Problem description: Each entry should be quoted word for word, including every mark of punctuation.

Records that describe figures
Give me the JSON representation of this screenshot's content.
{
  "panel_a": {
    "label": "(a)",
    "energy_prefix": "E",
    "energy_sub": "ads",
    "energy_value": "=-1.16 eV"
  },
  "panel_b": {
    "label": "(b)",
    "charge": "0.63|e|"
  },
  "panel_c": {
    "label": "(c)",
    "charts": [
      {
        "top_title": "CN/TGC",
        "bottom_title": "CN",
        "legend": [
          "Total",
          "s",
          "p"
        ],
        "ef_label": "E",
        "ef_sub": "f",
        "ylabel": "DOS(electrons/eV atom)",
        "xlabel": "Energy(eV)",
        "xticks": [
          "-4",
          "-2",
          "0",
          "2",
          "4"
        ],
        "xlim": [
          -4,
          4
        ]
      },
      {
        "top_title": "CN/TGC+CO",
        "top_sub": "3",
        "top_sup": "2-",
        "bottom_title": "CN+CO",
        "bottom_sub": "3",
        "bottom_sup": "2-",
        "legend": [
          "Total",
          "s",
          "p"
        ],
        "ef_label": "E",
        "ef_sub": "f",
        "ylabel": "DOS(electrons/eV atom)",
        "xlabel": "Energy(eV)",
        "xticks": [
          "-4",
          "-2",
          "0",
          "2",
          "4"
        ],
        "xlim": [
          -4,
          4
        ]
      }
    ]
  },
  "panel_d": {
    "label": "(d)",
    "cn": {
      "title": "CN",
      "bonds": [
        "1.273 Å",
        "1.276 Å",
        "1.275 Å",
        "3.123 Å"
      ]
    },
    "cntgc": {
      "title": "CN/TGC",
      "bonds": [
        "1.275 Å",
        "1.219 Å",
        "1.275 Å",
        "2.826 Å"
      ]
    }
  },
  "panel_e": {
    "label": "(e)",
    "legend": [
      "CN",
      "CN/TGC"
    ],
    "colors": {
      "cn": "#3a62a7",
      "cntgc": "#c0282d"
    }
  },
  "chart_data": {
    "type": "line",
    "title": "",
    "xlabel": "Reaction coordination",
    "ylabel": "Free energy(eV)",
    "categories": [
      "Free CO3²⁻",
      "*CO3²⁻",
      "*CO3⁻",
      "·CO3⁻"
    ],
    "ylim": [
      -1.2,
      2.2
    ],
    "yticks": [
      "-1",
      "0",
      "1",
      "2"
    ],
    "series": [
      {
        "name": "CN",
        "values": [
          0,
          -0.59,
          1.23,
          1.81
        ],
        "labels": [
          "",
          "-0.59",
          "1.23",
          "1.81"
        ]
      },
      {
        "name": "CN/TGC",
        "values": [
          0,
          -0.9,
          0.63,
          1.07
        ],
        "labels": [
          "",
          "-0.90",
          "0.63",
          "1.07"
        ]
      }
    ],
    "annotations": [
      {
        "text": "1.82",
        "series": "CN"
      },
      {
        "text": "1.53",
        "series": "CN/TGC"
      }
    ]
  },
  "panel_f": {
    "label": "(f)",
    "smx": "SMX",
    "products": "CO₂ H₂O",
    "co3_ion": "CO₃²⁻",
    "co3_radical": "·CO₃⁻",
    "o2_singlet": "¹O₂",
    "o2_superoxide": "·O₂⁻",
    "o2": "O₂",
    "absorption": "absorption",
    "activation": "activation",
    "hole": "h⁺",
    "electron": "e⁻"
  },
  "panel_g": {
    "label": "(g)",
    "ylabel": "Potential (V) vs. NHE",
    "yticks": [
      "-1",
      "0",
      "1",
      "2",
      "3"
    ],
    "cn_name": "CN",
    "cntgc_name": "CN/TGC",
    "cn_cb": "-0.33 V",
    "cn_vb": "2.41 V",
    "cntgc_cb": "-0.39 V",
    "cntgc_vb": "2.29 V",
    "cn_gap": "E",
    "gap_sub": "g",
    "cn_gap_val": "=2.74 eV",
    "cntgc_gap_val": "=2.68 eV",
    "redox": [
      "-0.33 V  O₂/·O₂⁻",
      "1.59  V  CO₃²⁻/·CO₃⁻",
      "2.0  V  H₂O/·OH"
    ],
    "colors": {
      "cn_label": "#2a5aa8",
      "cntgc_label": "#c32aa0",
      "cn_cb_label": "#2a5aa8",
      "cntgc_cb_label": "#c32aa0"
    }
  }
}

Full answer:
Give me the JSON representation of this screenshot's content.
{
  "panel_a": {
    "label": "(a)",
    "energy_prefix": "E",
    "energy_sub": "ads",
    "energy_value": "=-1.16 eV"
  },
  "panel_b": {
    "label": "(b)",
    "charge": "0.63|e|"
  },
  "panel_c": {
    "label": "(c)",
    "charts": [
      {
        "top_title": "CN/TGC",
        "bottom_title": "CN",
        "legend": [
          "Total",
          "s",
          "p"
        ],
        "ef_label": "E",
        "ef_sub": "f",
        "ylabel": "DOS(electrons/eV atom)",
        "xlabel": "Energy(eV)",
        "xticks": [
          "-4",
          "-2",
          "0",
          "2",
          "4"
        ],
        "xlim": [
          -4,
          4
        ]
      },
      {
        "top_title": "CN/TGC+CO",
        "top_sub": "3",
        "top_sup": "2-",
        "bottom_title": "CN+CO",
        "bottom_sub": "3",
        "bottom_sup": "2-",
        "legend": [
          "Total",
          "s",
          "p"
        ],
        "ef_label": "E",
        "ef_sub": "f",
        "ylabel": "DOS(electrons/eV atom)",
        "xlabel": "Energy(eV)",
        "xticks": [
          "-4",
          "-2",
          "0",
          "2",
          "4"
        ],
        "xlim": [
          -4,
          4
        ]
      }
    ]
  },
  "panel_d": {
    "label": "(d)",
    "cn": {
      "title": "CN",
      "bonds": [
        "1.273 Å",
        "1.276 Å",
        "1.275 Å",
        "3.123 Å"
      ]
    },
    "cntgc": {
      "title": "CN/TGC",
      "bonds": [
        "1.275 Å",
        "1.219 Å",
        "1.275 Å",
        "2.826 Å"
      ]
    }
  },
  "panel_e": {
    "label": "(e)",
    "legend": [
      "CN",
      "CN/TGC"
    ],
    "colors": {
      "cn": "#3a62a7",
      "cntgc": "#c0282d"
    }
  },
  "chart_data": {
    "type": "line",
    "title": "",
    "xlabel": "Reaction coordination",
    "ylabel": "Free energy(eV)",
    "categories": [
      "Free CO3²⁻",
      "*CO3²⁻",
      "*CO3⁻",
      "·CO3⁻"
    ],
    "ylim": [
      -1.2,
      2.2
    ],
    "yticks": [
      "-1",
      "0",
      "1",
      "2"
    ],
    "series": [
      {
        "name": "CN",
        "values": [
          0,
          -0.59,
          1.23,
          1.81
        ],
        "labels": [
          "",
          "-0.59",
          "1.23",
          "1.81"
        ]
      },
      {
        "name": "CN/TGC",
        "values": [
          0,
          -0.9,
          0.63,
          1.07
        ],
        "labels": [
          "",
          "-0.90",
          "0.63",
          "1.07"
        ]
      }
    ],
    "annotations": [
      {
        "text": "1.82",
        "series": "CN"
      },
      {
        "text": "1.53",
        "series": "CN/TGC"
      }
    ]
  },
  "panel_f": {
    "label": "(f)",
    "smx": "SMX",
    "products": "CO₂ H₂O",
    "co3_ion": "CO₃²⁻",
    "co3_radical": "·CO₃⁻",
    "o2_singlet": "¹O₂",
    "o2_superoxide": "·O₂⁻",
    "o2": "O₂",
    "absorption": "absorption",
    "activation": "activation",
    "hole": "h⁺",
    "electron": "e⁻"
  },
  "panel_g": {
    "label": "(g)",
    "ylabel": "Potential (V) vs. NHE",
    "yticks": [
      "-1",
      "0",
      "1",
      "2",
      "3"
    ],
    "cn_name": "CN",
    "cntgc_name": "CN/TGC",
    "cn_cb": "-0.33 V",
    "cn_vb": "2.41 V",
    "cntgc_cb": "-0.39 V",
    "cntgc_vb": "2.29 V",
    "cn_gap": "E",
    "gap_sub": "g",
    "cn_gap_val": "=2.74 eV",
    "cntgc_gap_val": "=2.68 eV",
    "redox": [
      "-0.33 V  O₂/·O₂⁻",
      "1.59  V  CO₃²⁻/·CO₃⁻",
      "2.0  V  H₂O/·OH"
    ],
    "colors": {
      "cn_label": "#2a5aa8",
      "cntgc_label": "#c32aa0",
      "cn_cb_label": "#2a5aa8",
      "cntgc_cb_label": "#c32aa0"
    }
  }
}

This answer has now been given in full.